- What you are asked to do
Print the data exactly, leaving nothing out.

- Data listing
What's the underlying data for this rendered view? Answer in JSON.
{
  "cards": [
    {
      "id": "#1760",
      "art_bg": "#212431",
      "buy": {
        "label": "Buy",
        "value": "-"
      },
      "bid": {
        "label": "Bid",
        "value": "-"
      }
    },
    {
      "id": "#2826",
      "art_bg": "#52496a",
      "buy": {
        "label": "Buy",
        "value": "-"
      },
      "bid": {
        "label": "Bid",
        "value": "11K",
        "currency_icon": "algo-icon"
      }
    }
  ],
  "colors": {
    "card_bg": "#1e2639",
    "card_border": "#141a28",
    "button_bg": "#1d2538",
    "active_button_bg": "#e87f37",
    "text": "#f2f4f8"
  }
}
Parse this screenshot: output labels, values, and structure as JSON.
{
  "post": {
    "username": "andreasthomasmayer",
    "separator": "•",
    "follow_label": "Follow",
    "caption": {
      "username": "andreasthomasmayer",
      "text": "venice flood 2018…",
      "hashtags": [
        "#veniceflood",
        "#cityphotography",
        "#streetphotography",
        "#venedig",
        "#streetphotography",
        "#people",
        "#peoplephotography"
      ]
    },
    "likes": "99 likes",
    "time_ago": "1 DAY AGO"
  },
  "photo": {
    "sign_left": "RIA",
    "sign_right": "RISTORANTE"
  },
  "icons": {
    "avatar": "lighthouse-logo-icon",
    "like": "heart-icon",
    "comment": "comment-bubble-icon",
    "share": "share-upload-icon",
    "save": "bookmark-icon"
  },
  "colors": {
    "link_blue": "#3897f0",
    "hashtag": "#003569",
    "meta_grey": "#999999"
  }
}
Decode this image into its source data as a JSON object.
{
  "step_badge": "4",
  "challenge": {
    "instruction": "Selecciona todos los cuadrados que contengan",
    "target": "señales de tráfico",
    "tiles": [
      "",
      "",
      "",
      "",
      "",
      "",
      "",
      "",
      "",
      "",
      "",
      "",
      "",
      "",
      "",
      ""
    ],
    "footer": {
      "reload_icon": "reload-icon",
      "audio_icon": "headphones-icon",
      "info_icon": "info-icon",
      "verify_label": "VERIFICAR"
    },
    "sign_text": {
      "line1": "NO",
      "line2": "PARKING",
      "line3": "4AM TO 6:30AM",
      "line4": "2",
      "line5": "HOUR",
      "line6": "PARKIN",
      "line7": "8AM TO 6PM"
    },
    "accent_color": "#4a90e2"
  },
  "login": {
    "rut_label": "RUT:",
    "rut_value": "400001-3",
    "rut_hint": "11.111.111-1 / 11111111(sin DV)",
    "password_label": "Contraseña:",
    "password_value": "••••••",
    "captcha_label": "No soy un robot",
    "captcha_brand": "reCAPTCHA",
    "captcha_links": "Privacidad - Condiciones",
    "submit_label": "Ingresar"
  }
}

- Solution to the problem
What's the underlying data for this rendered view? Answer in JSON.
{
  "cards": [
    {
      "id": "#1760",
      "art_bg": "#212431",
      "buy": {
        "label": "Buy",
        "value": "-"
      },
      "bid": {
        "label": "Bid",
        "value": "-"
      }
    },
    {
      "id": "#2826",
      "art_bg": "#52496a",
      "buy": {
        "label": "Buy",
        "value": "-"
      },
      "bid": {
        "label": "Bid",
        "value": "11K",
        "currency_icon": "algo-icon"
      }
    }
  ],
  "colors": {
    "card_bg": "#1e2639",
    "card_border": "#141a28",
    "button_bg": "#1d2538",
    "active_button_bg": "#e87f37",
    "text": "#f2f4f8"
  }
}
Parse this screenshot: output labels, values, and structure as JSON.
{
  "post": {
    "username": "andreasthomasmayer",
    "separator": "•",
    "follow_label": "Follow",
    "caption": {
      "username": "andreasthomasmayer",
      "text": "venice flood 2018…",
      "hashtags": [
        "#veniceflood",
        "#cityphotography",
        "#streetphotography",
        "#venedig",
        "#streetphotography",
        "#people",
        "#peoplephotography"
      ]
    },
    "likes": "99 likes",
    "time_ago": "1 DAY AGO"
  },
  "photo": {
    "sign_left": "RIA",
    "sign_right": "RISTORANTE"
  },
  "icons": {
    "avatar": "lighthouse-logo-icon",
    "like": "heart-icon",
    "comment": "comment-bubble-icon",
    "share": "share-upload-icon",
    "save": "bookmark-icon"
  },
  "colors": {
    "link_blue": "#3897f0",
    "hashtag": "#003569",
    "meta_grey": "#999999"
  }
}
Decode this image into its source data as a JSON object.
{
  "step_badge": "4",
  "challenge": {
    "instruction": "Selecciona todos los cuadrados que contengan",
    "target": "señales de tráfico",
    "tiles": [
      "",
      "",
      "",
      "",
      "",
      "",
      "",
      "",
      "",
      "",
      "",
      "",
      "",
      "",
      "",
      ""
    ],
    "footer": {
      "reload_icon": "reload-icon",
      "audio_icon": "headphones-icon",
      "info_icon": "info-icon",
      "verify_label": "VERIFICAR"
    },
    "sign_text": {
      "line1": "NO",
      "line2": "PARKING",
      "line3": "4AM TO 6:30AM",
      "line4": "2",
      "line5": "HOUR",
      "line6": "PARKIN",
      "line7": "8AM TO 6PM"
    },
    "accent_color": "#4a90e2"
  },
  "login": {
    "rut_label": "RUT:",
    "rut_value": "400001-3",
    "rut_hint": "11.111.111-1 / 11111111(sin DV)",
    "password_label": "Contraseña:",
    "password_value": "••••••",
    "captcha_label": "No soy un robot",
    "captcha_brand": "reCAPTCHA",
    "captcha_links": "Privacidad - Condiciones",
    "submit_label": "Ingresar"
  }
}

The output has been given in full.